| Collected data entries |

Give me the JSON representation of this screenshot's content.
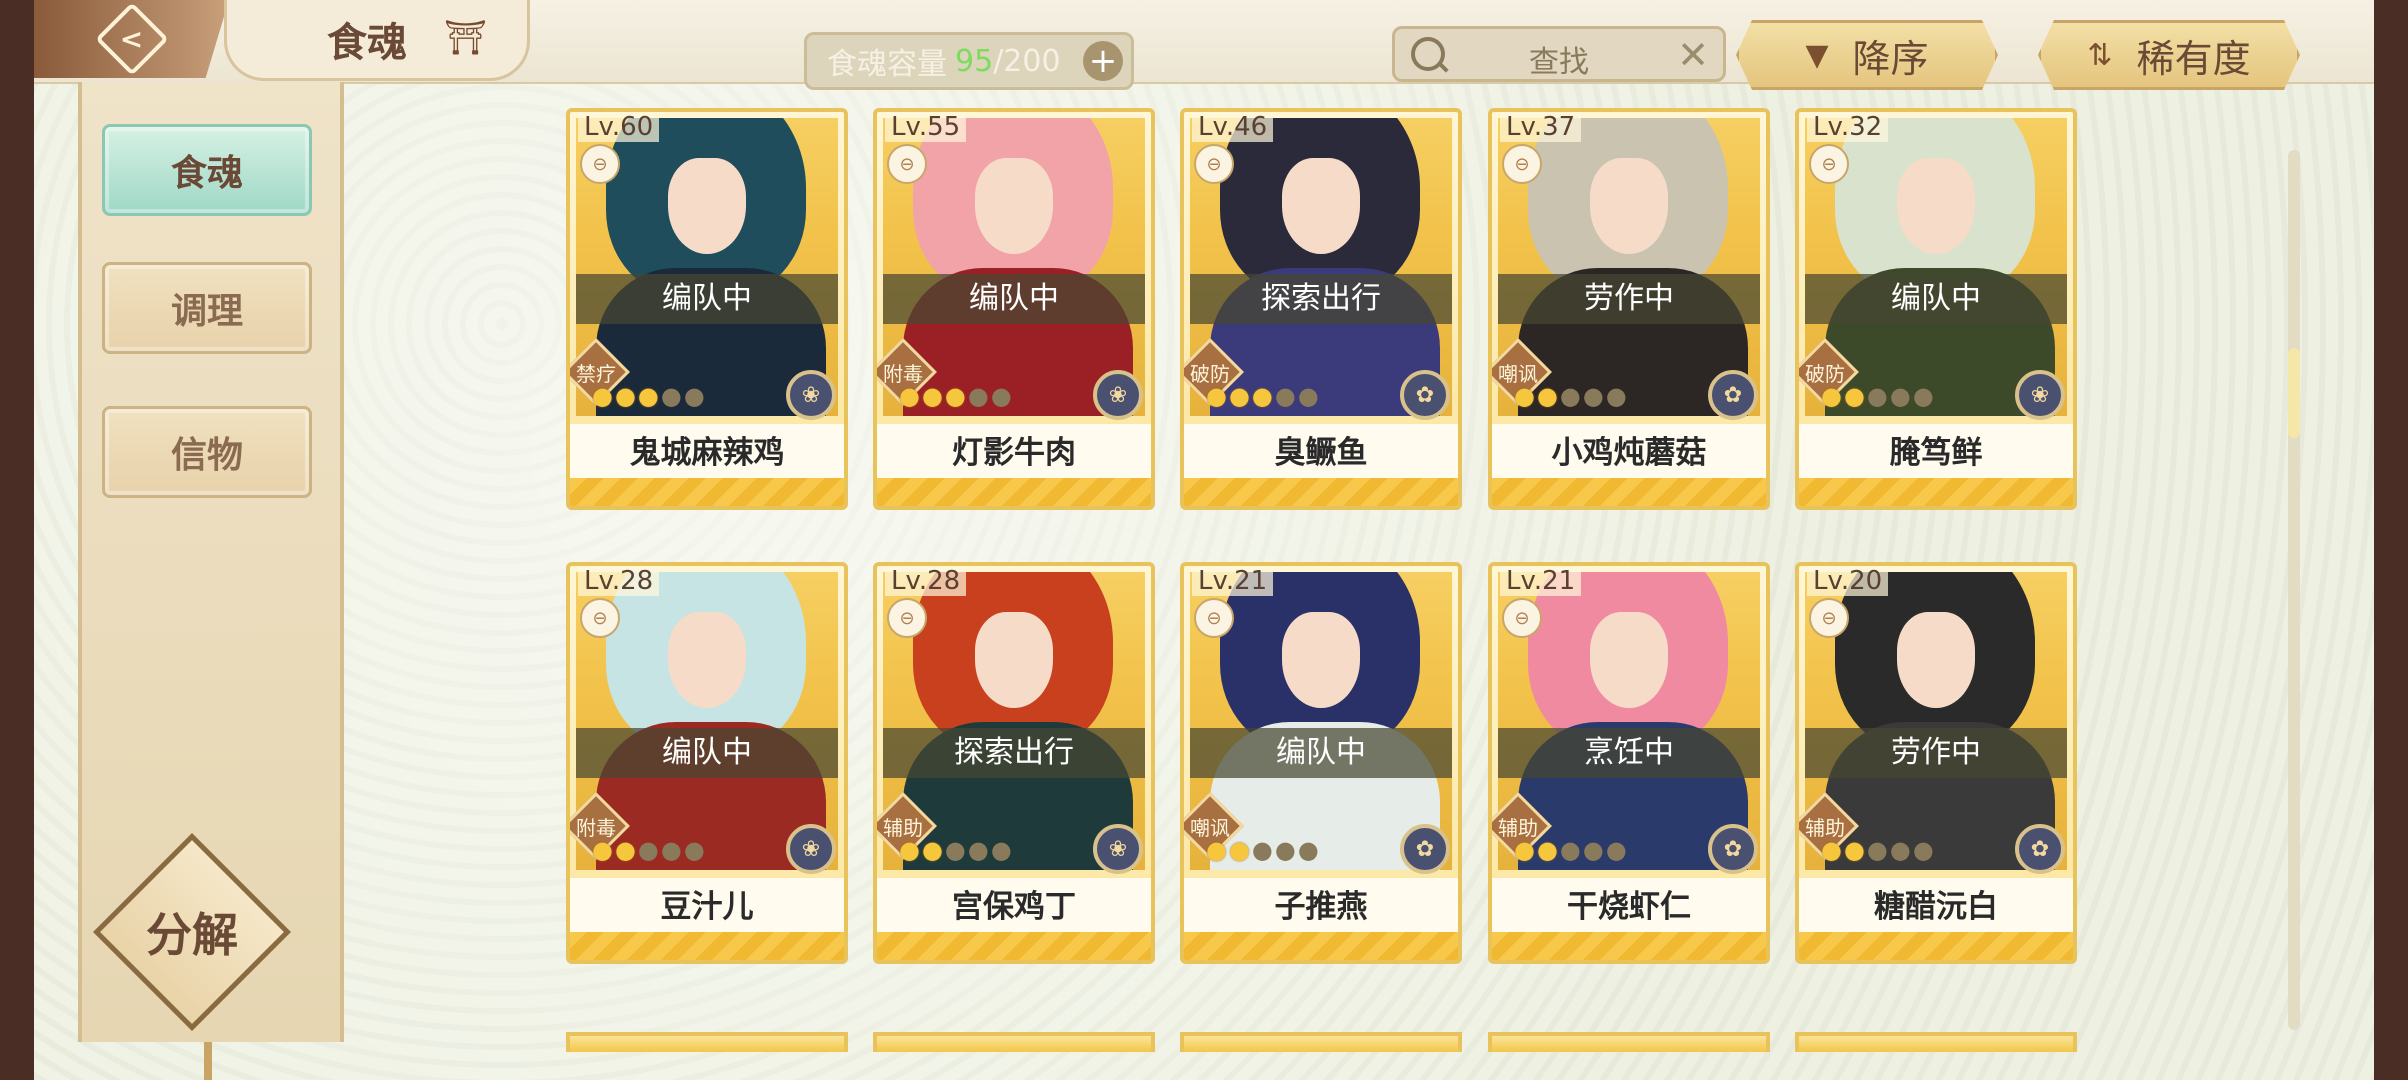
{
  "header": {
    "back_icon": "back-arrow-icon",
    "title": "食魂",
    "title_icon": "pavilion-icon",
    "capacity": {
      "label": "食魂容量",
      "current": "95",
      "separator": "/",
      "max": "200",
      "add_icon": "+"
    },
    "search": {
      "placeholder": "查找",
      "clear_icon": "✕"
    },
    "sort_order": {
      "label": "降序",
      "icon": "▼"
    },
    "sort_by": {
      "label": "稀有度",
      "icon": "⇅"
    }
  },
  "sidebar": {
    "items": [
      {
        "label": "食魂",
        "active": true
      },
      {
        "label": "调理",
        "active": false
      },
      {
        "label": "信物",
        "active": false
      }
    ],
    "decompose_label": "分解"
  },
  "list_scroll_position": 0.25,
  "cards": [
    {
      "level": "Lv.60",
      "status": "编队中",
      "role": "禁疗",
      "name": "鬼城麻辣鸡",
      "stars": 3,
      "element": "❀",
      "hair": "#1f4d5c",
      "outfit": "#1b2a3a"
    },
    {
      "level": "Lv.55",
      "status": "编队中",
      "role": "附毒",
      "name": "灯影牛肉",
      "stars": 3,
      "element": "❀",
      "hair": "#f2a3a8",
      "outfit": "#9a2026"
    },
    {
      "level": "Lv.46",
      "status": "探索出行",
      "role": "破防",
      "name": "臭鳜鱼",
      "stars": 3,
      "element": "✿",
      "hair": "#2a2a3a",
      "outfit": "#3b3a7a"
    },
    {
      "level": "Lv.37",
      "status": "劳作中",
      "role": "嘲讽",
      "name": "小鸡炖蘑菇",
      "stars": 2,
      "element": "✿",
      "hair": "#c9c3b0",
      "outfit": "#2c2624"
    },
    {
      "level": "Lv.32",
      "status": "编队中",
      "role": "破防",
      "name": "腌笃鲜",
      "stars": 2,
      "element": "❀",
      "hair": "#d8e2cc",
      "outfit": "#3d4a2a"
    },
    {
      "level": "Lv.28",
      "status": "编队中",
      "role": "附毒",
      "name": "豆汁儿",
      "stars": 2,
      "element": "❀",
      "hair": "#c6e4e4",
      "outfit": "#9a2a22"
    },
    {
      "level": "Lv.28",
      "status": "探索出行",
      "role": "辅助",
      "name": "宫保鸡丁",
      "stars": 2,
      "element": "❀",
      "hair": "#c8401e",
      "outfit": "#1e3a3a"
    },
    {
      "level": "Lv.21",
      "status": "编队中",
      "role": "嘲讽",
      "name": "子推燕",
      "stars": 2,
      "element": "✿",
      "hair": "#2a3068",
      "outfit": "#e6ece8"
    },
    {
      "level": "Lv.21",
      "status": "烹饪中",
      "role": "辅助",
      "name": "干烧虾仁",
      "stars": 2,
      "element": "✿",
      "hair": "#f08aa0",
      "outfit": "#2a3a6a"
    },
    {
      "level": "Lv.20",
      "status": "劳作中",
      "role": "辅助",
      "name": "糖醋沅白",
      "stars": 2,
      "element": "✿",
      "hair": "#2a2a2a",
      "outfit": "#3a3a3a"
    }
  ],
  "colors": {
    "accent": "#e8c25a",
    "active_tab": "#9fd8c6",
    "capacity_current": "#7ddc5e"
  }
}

| Exercise goal |
Find each line in the records holding the string "hair" and show it.

| Right answer |
      "hair": "#1f4d5c",
      "hair": "#f2a3a8",
      "hair": "#2a2a3a",
      "hair": "#c9c3b0",
      "hair": "#d8e2cc",
      "hair": "#c6e4e4",
      "hair": "#c8401e",
      "hair": "#2a3068",
      "hair": "#f08aa0",
      "hair": "#2a2a2a",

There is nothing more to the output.